Given task >>
Lines that include the word "fēng" are the ones to copy.

--- BEGIN Supplied records ---

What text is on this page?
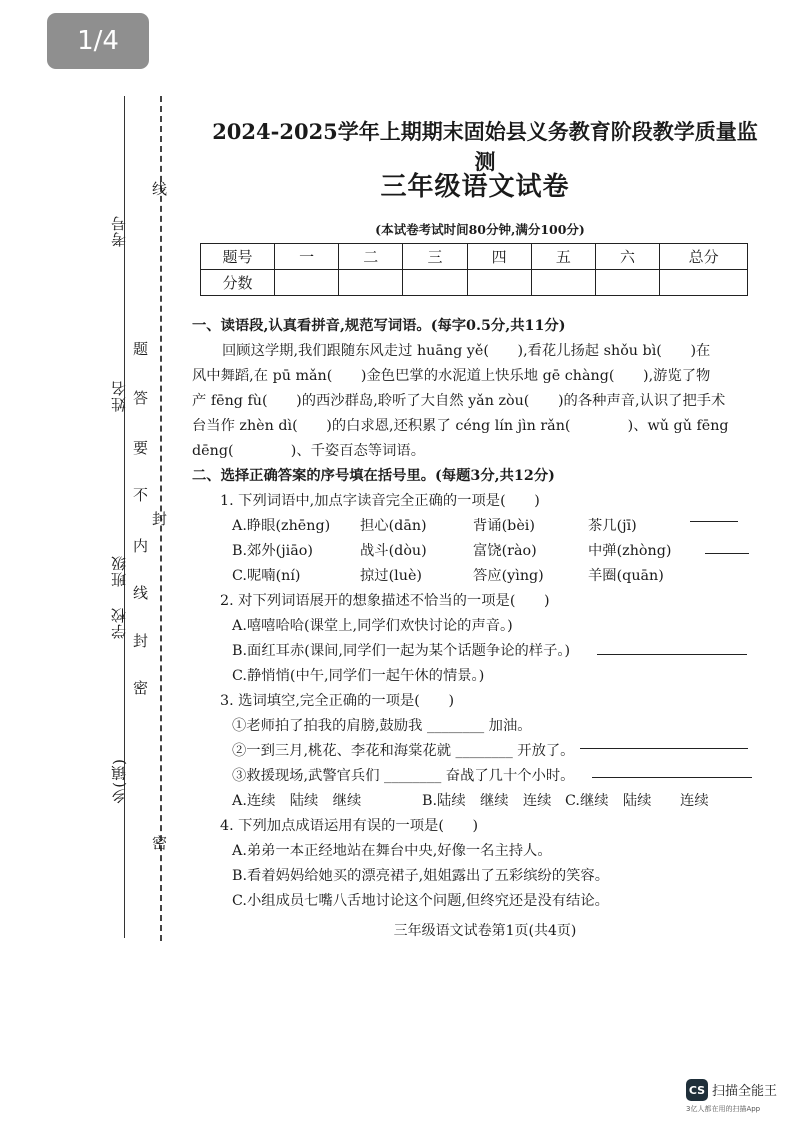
1/4
考号
姓名
班级
学校
乡(镇)
线
封
密
题
答
要
不
内
线
封
密
2024-2025学年上期期末固始县义务教育阶段教学质量监测
三年级语文试卷
(本试卷考试时间80分钟,满分100分)
题号	一	二	三	四	五	六	总分
分数							
一、读语段,认真看拼音,规范写词语。(每字0.5分,共11分)
回顾这学期,我们跟随东风走过 huāng yě(　　),看花儿扬起 shǒu bì(　　)在
风中舞蹈,在 pū mǎn(　　)金色巴掌的水泥道上快乐地 gē chàng(　　),游览了物
产 fēng fù(　　)的西沙群岛,聆听了大自然 yǎn zòu(　　)的各种声音,认识了把手术
台当作 zhèn dì(　　)的白求恩,还积累了 céng lín jìn rǎn(　　　　)、wǔ gǔ fēng
dēng(　　　　)、千姿百态等词语。
二、选择正确答案的序号填在括号里。(每题3分,共12分)
1. 下列词语中,加点字读音完全正确的一项是(　　)
A.睁眼(zhēng) 担心(dān)	背诵(bèi)	茶几(jī)
B.郊外(jiāo)	战斗(dòu)	富饶(rào)	中弹(zhòng)
C.呢喃(ní)	掠过(luè)	答应(yìng)	羊圈(quān)
2. 对下列词语展开的想象描述不恰当的一项是(　　)
A.嘻嘻哈哈(课堂上,同学们欢快讨论的声音。)
B.面红耳赤(课间,同学们一起为某个话题争论的样子。)
C.静悄悄(中午,同学们一起午休的情景。)
3. 选词填空,完全正确的一项是(　　)
①老师拍了拍我的肩膀,鼓励我 ________ 加油。
②一到三月,桃花、李花和海棠花就 ________ 开放了。
③救援现场,武警官兵们 ________ 奋战了几十个小时。
A.连续　陆续　继续	B.陆续　继续　连续 C.继续　陆续　　连续
4. 下列加点成语运用有误的一项是(　　)
A.弟弟一本正经地站在舞台中央,好像一名主持人。
B.看着妈妈给她买的漂亮裙子,姐姐露出了五彩缤纷的笑容。
C.小组成员七嘴八舌地讨论这个问题,但终究还是没有结论。
三年级语文试卷第1页(共4页)
CS 扫描全能王
3亿人都在用的扫描App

--- END Supplied records ---

Result of this task >>
产 fēng fù(　　)的西沙群岛,聆听了大自然 yǎn zòu(　　)的各种声音,认识了把手术
台当作 zhèn dì(　　)的白求恩,还积累了 céng lín jìn rǎn(　　　　)、wǔ gǔ fēng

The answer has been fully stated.